§ **WORK TO BE COMPLETED**: Copy out each line containing "vizsgálja" from the entries below.

(Saved data entries)
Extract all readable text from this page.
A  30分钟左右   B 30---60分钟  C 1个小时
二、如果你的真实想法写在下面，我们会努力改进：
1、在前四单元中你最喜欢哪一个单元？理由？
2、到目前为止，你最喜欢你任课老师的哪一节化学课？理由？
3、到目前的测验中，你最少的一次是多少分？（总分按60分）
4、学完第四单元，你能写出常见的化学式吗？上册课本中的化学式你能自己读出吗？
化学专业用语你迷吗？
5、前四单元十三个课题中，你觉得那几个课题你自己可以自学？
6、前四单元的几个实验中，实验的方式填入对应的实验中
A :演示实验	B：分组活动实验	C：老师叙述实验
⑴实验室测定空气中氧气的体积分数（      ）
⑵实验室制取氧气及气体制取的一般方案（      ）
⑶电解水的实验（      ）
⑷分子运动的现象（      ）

* * *

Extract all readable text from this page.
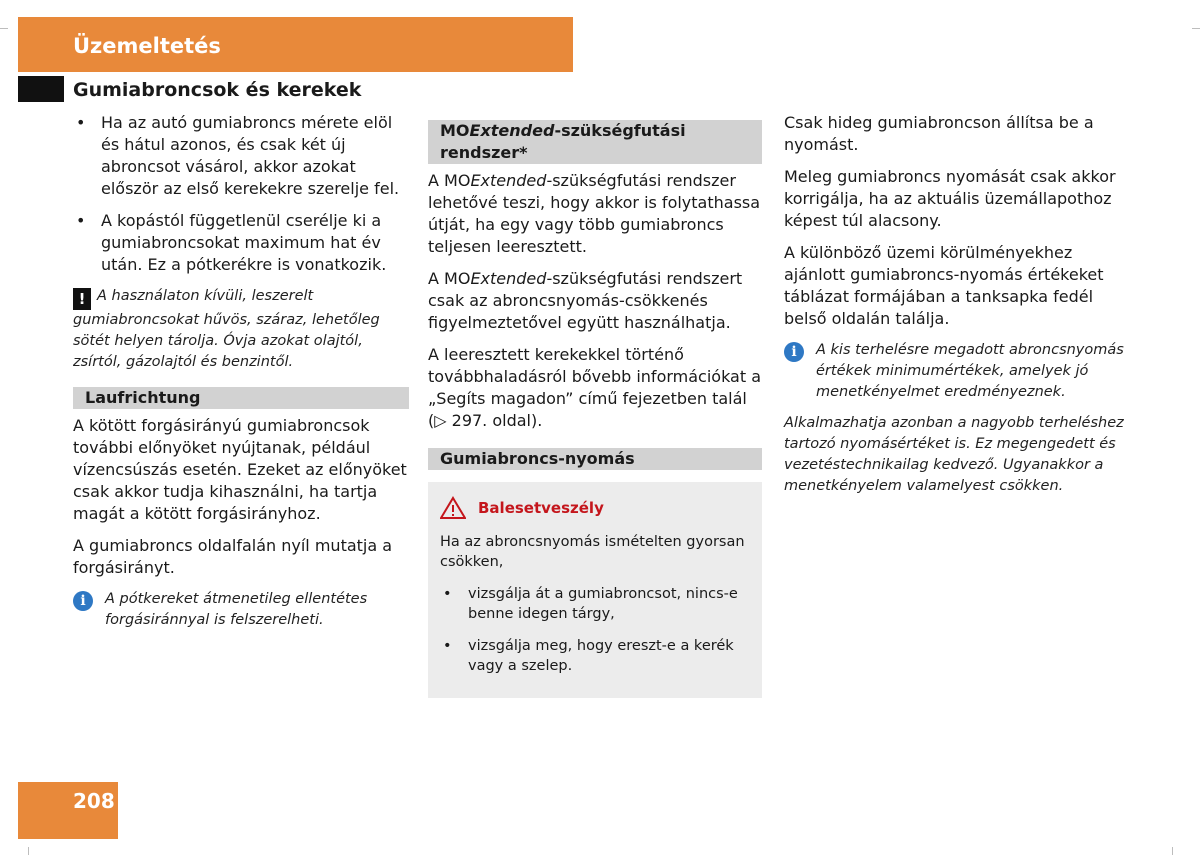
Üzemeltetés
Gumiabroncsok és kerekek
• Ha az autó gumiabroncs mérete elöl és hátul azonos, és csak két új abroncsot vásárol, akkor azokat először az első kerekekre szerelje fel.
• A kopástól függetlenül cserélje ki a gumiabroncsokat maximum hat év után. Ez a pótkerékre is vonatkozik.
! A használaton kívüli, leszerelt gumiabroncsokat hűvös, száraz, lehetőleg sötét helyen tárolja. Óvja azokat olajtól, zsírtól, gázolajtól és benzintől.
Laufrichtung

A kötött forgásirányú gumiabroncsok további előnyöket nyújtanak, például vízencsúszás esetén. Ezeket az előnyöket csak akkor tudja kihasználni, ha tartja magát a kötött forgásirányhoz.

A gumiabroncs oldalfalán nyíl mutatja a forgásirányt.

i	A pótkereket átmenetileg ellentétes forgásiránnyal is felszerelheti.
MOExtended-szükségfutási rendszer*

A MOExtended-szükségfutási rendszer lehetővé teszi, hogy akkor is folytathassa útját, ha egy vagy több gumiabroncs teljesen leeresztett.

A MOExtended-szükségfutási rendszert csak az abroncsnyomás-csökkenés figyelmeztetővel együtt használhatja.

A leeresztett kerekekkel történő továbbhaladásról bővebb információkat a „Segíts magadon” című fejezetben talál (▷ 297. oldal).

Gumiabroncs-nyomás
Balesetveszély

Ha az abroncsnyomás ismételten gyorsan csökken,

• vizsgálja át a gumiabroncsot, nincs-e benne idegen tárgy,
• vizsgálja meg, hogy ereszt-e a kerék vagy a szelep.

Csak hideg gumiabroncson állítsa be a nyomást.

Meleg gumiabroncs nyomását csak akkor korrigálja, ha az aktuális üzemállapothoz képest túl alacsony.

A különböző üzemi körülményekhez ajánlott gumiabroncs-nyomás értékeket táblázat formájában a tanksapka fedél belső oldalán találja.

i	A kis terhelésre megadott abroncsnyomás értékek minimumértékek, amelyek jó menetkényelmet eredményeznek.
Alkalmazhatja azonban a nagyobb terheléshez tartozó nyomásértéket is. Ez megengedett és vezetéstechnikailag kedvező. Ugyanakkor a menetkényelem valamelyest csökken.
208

§ **TASK OUTPUT**:
• vizsgálja át a gumiabroncsot, nincs-e benne idegen tárgy,
• vizsgálja meg, hogy ereszt-e a kerék vagy a szelep.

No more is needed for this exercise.